*REQUIRED TASK*
Please switch every "stack-row" in the records to "stack-entry" and leave everything else unchanged. Omit the pictures from your answer.

[Region boundary data]

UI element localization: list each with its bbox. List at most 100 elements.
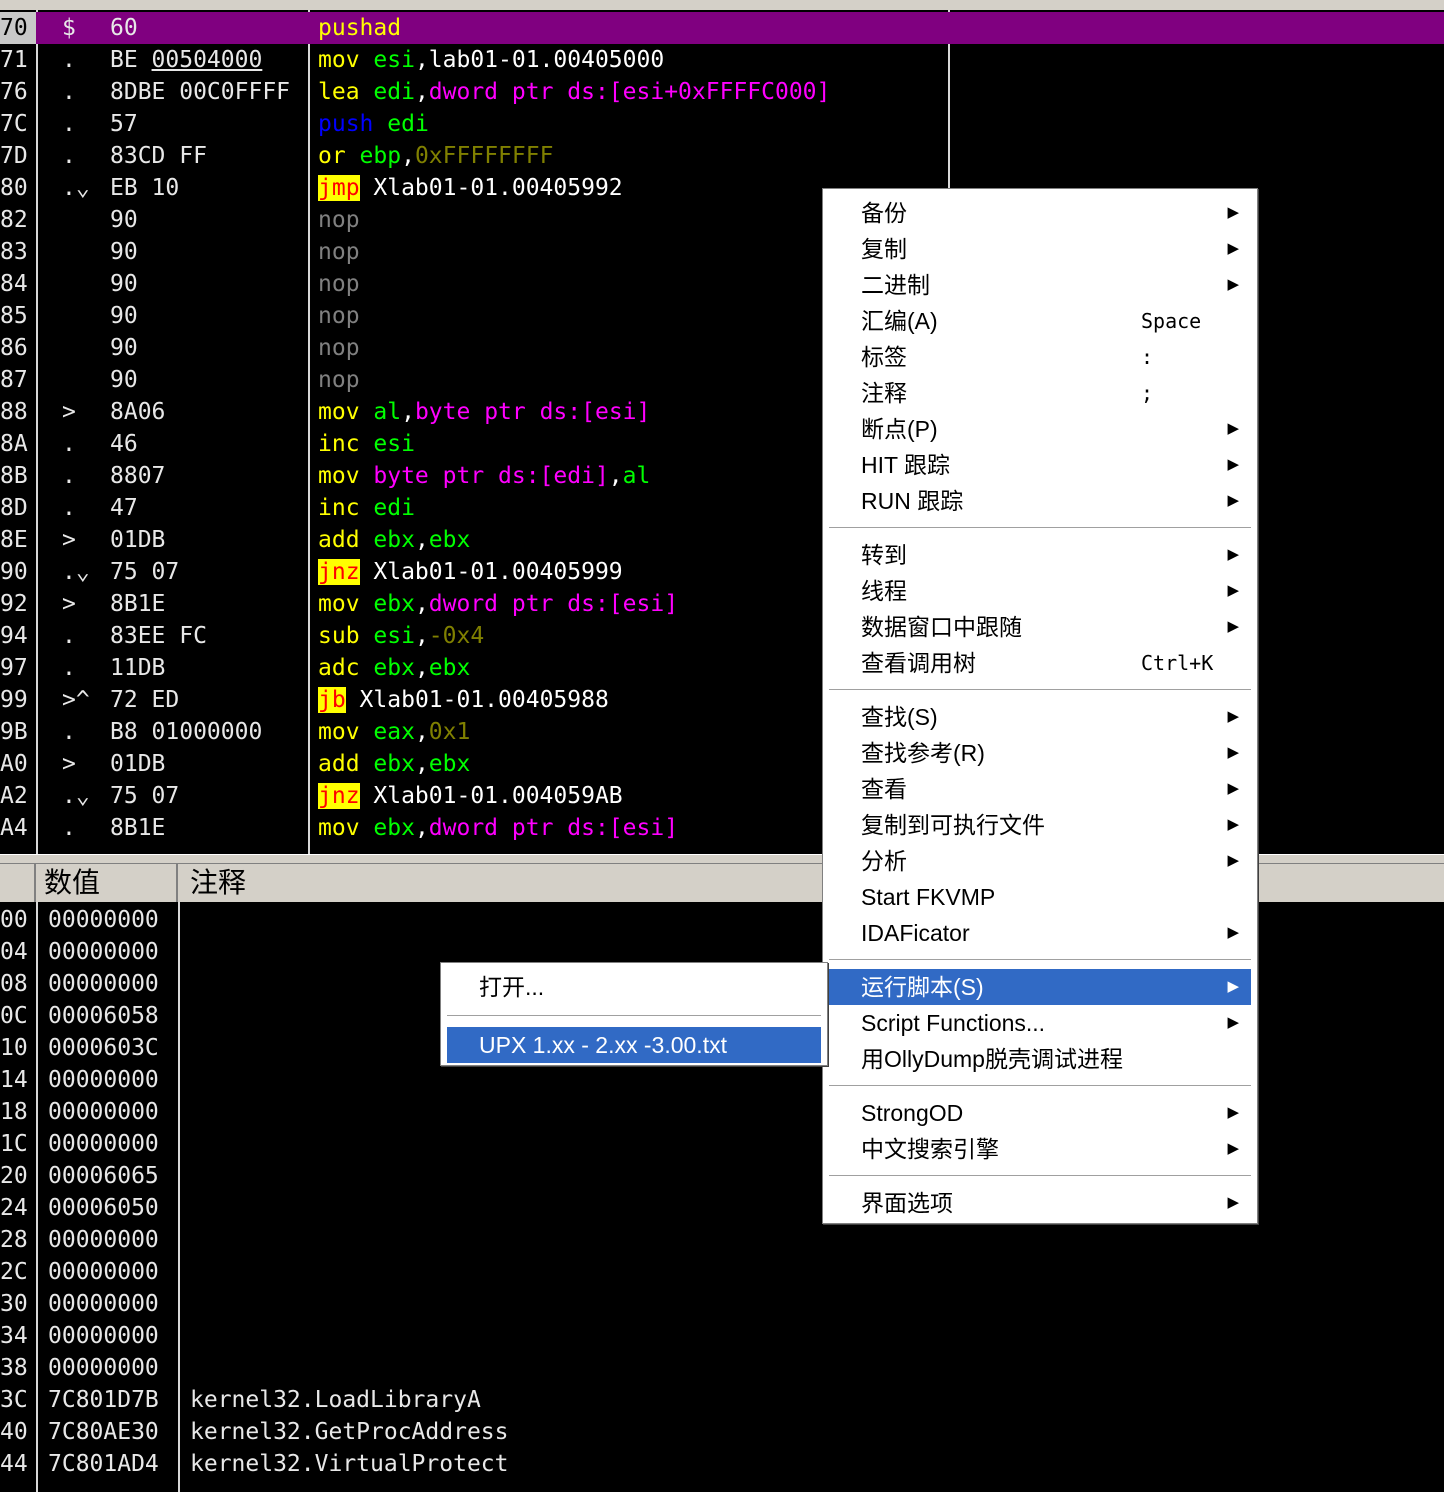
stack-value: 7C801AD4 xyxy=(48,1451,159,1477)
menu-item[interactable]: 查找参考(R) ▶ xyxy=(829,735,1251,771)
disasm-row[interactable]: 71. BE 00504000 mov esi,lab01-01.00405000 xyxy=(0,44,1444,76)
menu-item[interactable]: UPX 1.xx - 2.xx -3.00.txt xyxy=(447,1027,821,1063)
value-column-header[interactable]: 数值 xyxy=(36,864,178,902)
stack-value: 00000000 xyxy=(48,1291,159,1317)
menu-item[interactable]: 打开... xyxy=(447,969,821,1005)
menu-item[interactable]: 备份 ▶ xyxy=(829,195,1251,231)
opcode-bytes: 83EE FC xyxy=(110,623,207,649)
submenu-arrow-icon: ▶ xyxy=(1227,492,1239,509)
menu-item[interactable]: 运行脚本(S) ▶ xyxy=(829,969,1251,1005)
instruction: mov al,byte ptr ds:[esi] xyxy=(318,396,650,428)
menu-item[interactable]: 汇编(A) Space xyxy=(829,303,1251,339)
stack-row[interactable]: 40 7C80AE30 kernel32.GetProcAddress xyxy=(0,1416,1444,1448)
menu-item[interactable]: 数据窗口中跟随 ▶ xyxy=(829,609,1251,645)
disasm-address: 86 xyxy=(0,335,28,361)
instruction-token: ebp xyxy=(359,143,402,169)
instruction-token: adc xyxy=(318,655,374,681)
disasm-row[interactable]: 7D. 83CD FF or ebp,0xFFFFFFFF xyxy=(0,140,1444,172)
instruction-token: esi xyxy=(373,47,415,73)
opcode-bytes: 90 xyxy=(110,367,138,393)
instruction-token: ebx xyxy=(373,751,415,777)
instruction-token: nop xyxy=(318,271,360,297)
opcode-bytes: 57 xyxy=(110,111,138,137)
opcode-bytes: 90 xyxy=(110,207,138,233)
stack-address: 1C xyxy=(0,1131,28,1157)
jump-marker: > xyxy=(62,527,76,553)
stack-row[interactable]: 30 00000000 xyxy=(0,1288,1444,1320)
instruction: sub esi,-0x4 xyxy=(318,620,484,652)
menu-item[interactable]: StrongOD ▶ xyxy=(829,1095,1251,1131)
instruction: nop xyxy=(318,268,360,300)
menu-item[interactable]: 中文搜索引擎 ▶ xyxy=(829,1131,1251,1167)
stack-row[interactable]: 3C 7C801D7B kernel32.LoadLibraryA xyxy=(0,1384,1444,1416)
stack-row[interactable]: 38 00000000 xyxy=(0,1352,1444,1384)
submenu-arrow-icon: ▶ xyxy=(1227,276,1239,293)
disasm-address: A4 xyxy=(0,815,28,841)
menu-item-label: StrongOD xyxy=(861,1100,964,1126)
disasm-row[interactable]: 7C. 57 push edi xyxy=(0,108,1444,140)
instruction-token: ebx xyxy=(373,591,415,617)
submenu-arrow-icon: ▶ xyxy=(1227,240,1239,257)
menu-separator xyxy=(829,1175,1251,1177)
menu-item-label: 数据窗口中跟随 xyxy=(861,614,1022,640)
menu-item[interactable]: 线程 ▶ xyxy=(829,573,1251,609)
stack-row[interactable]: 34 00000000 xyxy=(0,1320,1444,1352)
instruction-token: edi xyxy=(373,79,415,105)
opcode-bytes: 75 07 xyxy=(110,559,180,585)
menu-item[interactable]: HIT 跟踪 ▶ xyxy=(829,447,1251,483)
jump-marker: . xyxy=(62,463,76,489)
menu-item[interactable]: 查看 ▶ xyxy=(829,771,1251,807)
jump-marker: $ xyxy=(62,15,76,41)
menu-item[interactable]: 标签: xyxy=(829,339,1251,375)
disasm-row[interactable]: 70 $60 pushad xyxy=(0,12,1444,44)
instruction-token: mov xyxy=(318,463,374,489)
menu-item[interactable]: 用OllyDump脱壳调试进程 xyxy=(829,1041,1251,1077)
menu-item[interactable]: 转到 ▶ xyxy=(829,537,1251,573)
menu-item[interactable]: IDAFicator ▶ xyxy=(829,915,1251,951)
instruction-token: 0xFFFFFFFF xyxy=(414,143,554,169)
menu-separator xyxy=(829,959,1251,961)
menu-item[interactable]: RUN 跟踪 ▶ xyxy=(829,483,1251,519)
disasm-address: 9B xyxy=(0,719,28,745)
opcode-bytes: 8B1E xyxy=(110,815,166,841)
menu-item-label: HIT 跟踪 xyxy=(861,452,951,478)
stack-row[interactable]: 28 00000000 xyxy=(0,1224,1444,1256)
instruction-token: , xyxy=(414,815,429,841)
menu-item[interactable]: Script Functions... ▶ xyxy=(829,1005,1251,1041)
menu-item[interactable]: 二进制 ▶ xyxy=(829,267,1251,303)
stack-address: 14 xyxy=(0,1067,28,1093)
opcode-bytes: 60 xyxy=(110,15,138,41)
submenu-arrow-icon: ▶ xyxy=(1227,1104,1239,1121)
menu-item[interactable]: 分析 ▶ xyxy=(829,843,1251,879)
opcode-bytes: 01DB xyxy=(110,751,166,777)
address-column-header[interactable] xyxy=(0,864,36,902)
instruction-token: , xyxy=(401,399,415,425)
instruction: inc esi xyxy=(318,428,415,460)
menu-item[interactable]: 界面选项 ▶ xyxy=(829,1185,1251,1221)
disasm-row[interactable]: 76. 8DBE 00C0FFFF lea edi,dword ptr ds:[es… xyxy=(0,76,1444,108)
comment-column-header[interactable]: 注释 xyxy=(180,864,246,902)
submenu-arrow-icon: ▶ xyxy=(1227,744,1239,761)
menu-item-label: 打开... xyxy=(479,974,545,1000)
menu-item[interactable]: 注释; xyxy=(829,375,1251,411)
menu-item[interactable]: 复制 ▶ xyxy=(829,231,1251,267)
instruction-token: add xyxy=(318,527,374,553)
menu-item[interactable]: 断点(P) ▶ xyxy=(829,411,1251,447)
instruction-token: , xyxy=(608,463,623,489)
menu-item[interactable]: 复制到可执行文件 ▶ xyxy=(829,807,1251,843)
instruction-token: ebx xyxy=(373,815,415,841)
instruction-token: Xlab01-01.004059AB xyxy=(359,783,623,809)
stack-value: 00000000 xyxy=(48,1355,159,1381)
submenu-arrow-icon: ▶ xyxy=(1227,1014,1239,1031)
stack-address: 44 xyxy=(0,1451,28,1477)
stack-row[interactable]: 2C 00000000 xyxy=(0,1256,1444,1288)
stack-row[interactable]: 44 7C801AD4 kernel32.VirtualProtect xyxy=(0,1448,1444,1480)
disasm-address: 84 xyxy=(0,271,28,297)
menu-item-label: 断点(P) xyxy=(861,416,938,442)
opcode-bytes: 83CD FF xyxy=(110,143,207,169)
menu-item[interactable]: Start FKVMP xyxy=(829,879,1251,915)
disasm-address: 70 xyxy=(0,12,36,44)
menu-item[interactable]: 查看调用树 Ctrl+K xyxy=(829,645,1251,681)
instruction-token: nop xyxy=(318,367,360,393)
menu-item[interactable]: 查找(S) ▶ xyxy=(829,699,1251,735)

*COMPLETE OUTPUT*
UI element localization: list each with its bbox. List at most 100 elements.
stack-value: 7C801AD4 xyxy=(48,1451,159,1477)
menu-item[interactable]: 查找参考(R) ▶ xyxy=(829,735,1251,771)
disasm-row[interactable]: 71. BE 00504000 mov esi,lab01-01.00405000 xyxy=(0,44,1444,76)
menu-item[interactable]: UPX 1.xx - 2.xx -3.00.txt xyxy=(447,1027,821,1063)
value-column-header[interactable]: 数值 xyxy=(36,864,178,902)
stack-value: 00000000 xyxy=(48,1291,159,1317)
menu-item[interactable]: 打开... xyxy=(447,969,821,1005)
menu-item[interactable]: 备份 ▶ xyxy=(829,195,1251,231)
opcode-bytes: 83EE FC xyxy=(110,623,207,649)
submenu-arrow-icon: ▶ xyxy=(1227,492,1239,509)
menu-item[interactable]: 运行脚本(S) ▶ xyxy=(829,969,1251,1005)
instruction: mov al,byte ptr ds:[esi] xyxy=(318,396,650,428)
menu-item[interactable]: 汇编(A) Space xyxy=(829,303,1251,339)
stack-entry[interactable]: 40 7C80AE30 kernel32.GetProcAddress xyxy=(0,1416,1444,1448)
menu-item[interactable]: 数据窗口中跟随 ▶ xyxy=(829,609,1251,645)
disasm-address: 86 xyxy=(0,335,28,361)
instruction-token: ebp xyxy=(359,143,402,169)
instruction-token: adc xyxy=(318,655,374,681)
disasm-row[interactable]: 7D. 83CD FF or ebp,0xFFFFFFFF xyxy=(0,140,1444,172)
instruction-token: esi xyxy=(373,47,415,73)
opcode-bytes: 90 xyxy=(110,367,138,393)
instruction-token: ebx xyxy=(373,751,415,777)
instruction-token: nop xyxy=(318,271,360,297)
opcode-bytes: 57 xyxy=(110,111,138,137)
opcode-bytes: 90 xyxy=(110,207,138,233)
stack-address: 1C xyxy=(0,1131,28,1157)
jump-marker: > xyxy=(62,527,76,553)
stack-entry[interactable]: 30 00000000 xyxy=(0,1288,1444,1320)
instruction: sub esi,-0x4 xyxy=(318,620,484,652)
menu-item[interactable]: StrongOD ▶ xyxy=(829,1095,1251,1131)
instruction: nop xyxy=(318,268,360,300)
menu-item[interactable]: 中文搜索引擎 ▶ xyxy=(829,1131,1251,1167)
stack-entry[interactable]: 3C 7C801D7B kernel32.LoadLibraryA xyxy=(0,1384,1444,1416)
stack-entry[interactable]: 38 00000000 xyxy=(0,1352,1444,1384)
submenu-arrow-icon: ▶ xyxy=(1227,276,1239,293)
disasm-address: A4 xyxy=(0,815,28,841)
menu-item-label: StrongOD xyxy=(861,1100,964,1126)
disasm-row[interactable]: 7C. 57 push edi xyxy=(0,108,1444,140)
instruction-token: ebx xyxy=(373,591,415,617)
submenu-arrow-icon: ▶ xyxy=(1227,240,1239,257)
menu-separator xyxy=(829,1175,1251,1177)
menu-item-label: 数据窗口中跟随 xyxy=(861,614,1022,640)
menu-item[interactable]: 线程 ▶ xyxy=(829,573,1251,609)
stack-entry[interactable]: 34 00000000 xyxy=(0,1320,1444,1352)
instruction-token: edi xyxy=(373,79,415,105)
opcode-bytes: 75 07 xyxy=(110,559,180,585)
menu-item[interactable]: HIT 跟踪 ▶ xyxy=(829,447,1251,483)
jump-marker: . xyxy=(62,463,76,489)
menu-item[interactable]: 查看 ▶ xyxy=(829,771,1251,807)
jump-marker: $ xyxy=(62,15,76,41)
menu-item[interactable]: 标签: xyxy=(829,339,1251,375)
disasm-row[interactable]: 70 $60 pushad xyxy=(0,12,1444,44)
instruction-token: mov xyxy=(318,463,374,489)
menu-item[interactable]: 用OllyDump脱壳调试进程 xyxy=(829,1041,1251,1077)
menu-item[interactable]: 转到 ▶ xyxy=(829,537,1251,573)
menu-item[interactable]: IDAFicator ▶ xyxy=(829,915,1251,951)
instruction-token: 0xFFFFFFFF xyxy=(414,143,554,169)
menu-separator xyxy=(829,959,1251,961)
menu-item[interactable]: RUN 跟踪 ▶ xyxy=(829,483,1251,519)
disasm-address: 9B xyxy=(0,719,28,745)
opcode-bytes: 8B1E xyxy=(110,815,166,841)
menu-item-label: HIT 跟踪 xyxy=(861,452,951,478)
stack-entry[interactable]: 28 00000000 xyxy=(0,1224,1444,1256)
instruction-token: , xyxy=(414,815,429,841)
menu-item[interactable]: Script Functions... ▶ xyxy=(829,1005,1251,1041)
menu-item[interactable]: 二进制 ▶ xyxy=(829,267,1251,303)
stack-address: 14 xyxy=(0,1067,28,1093)
opcode-bytes: 60 xyxy=(110,15,138,41)
submenu-arrow-icon: ▶ xyxy=(1227,1104,1239,1121)
menu-item[interactable]: 分析 ▶ xyxy=(829,843,1251,879)
opcode-bytes: 01DB xyxy=(110,751,166,777)
address-column-header[interactable] xyxy=(0,864,36,902)
instruction-token: , xyxy=(401,399,415,425)
instruction: inc esi xyxy=(318,428,415,460)
menu-item[interactable]: 界面选项 ▶ xyxy=(829,1185,1251,1221)
disasm-row[interactable]: 76. 8DBE 00C0FFFF lea edi,dword ptr ds:[es… xyxy=(0,76,1444,108)
comment-column-header[interactable]: 注释 xyxy=(180,864,246,902)
submenu-arrow-icon: ▶ xyxy=(1227,744,1239,761)
menu-item-label: 打开... xyxy=(479,974,545,1000)
menu-item[interactable]: 注释; xyxy=(829,375,1251,411)
menu-item[interactable]: 复制 ▶ xyxy=(829,231,1251,267)
instruction-token: add xyxy=(318,527,374,553)
menu-item[interactable]: 断点(P) ▶ xyxy=(829,411,1251,447)
instruction-token: , xyxy=(608,463,623,489)
menu-item[interactable]: 复制到可执行文件 ▶ xyxy=(829,807,1251,843)
instruction-token: ebx xyxy=(373,815,415,841)
instruction-token: Xlab01-01.004059AB xyxy=(359,783,623,809)
stack-value: 00000000 xyxy=(48,1355,159,1381)
submenu-arrow-icon: ▶ xyxy=(1227,1014,1239,1031)
stack-address: 44 xyxy=(0,1451,28,1477)
stack-entry[interactable]: 2C 00000000 xyxy=(0,1256,1444,1288)
stack-entry[interactable]: 44 7C801AD4 kernel32.VirtualProtect xyxy=(0,1448,1444,1480)
disasm-address: 84 xyxy=(0,271,28,297)
menu-item-label: 断点(P) xyxy=(861,416,938,442)
opcode-bytes: 83CD FF xyxy=(110,143,207,169)
menu-item[interactable]: Start FKVMP xyxy=(829,879,1251,915)
disasm-address: 70 xyxy=(0,12,36,44)
menu-item[interactable]: 查看调用树 Ctrl+K xyxy=(829,645,1251,681)
instruction-token: nop xyxy=(318,367,360,393)
menu-item[interactable]: 查找(S) ▶ xyxy=(829,699,1251,735)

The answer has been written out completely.